═══ Zu verarbeitende Daten

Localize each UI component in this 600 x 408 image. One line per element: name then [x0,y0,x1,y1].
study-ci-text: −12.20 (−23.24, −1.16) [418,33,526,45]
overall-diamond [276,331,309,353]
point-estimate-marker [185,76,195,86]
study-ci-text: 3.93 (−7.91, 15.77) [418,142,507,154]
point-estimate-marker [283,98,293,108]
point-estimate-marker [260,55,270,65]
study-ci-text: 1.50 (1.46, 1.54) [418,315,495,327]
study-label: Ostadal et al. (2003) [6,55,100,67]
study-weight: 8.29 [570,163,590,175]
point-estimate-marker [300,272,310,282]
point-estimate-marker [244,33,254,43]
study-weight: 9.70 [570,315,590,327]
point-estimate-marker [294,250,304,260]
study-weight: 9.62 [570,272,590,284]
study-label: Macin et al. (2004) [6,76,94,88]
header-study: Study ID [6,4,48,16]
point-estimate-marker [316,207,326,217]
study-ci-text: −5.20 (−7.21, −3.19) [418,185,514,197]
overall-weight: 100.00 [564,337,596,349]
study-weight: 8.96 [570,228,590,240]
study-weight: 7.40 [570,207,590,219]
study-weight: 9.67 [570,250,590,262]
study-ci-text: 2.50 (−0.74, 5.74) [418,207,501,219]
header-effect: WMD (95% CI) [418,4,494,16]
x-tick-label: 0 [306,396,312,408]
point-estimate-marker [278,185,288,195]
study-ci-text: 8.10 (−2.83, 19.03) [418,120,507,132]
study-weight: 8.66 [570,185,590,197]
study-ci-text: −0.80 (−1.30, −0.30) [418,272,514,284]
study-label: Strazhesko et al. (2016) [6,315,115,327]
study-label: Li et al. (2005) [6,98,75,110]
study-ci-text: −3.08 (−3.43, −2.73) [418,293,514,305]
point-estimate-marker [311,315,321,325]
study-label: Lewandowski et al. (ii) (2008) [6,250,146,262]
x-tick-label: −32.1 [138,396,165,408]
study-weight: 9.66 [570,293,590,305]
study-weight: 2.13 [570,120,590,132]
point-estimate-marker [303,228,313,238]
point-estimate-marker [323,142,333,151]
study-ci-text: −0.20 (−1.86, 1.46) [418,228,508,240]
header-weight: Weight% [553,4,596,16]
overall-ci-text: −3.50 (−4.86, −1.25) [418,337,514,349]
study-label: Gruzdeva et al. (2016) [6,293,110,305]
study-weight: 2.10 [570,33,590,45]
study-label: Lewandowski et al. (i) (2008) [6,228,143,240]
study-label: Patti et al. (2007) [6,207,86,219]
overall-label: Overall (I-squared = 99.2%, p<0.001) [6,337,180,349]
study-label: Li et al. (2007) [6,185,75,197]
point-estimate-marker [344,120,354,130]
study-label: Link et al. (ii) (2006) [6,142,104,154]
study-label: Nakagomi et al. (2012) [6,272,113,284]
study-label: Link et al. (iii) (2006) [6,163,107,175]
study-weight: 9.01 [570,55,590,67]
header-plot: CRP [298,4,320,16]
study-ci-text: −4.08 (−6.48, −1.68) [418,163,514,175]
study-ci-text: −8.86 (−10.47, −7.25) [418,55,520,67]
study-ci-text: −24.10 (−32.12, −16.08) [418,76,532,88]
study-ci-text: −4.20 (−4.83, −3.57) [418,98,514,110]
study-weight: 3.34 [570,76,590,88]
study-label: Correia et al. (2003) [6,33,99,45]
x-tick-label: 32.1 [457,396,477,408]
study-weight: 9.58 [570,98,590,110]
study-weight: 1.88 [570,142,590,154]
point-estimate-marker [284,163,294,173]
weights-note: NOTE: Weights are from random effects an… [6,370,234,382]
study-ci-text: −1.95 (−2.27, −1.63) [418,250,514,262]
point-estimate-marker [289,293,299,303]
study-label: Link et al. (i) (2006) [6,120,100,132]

══════

### Aufgabe
Wie viele der Zeilen oben enthalten die Zeichenfolge „header“? Groß- und Kleinschreibung zählt; nenne nur die Zahl.

### Lösung
4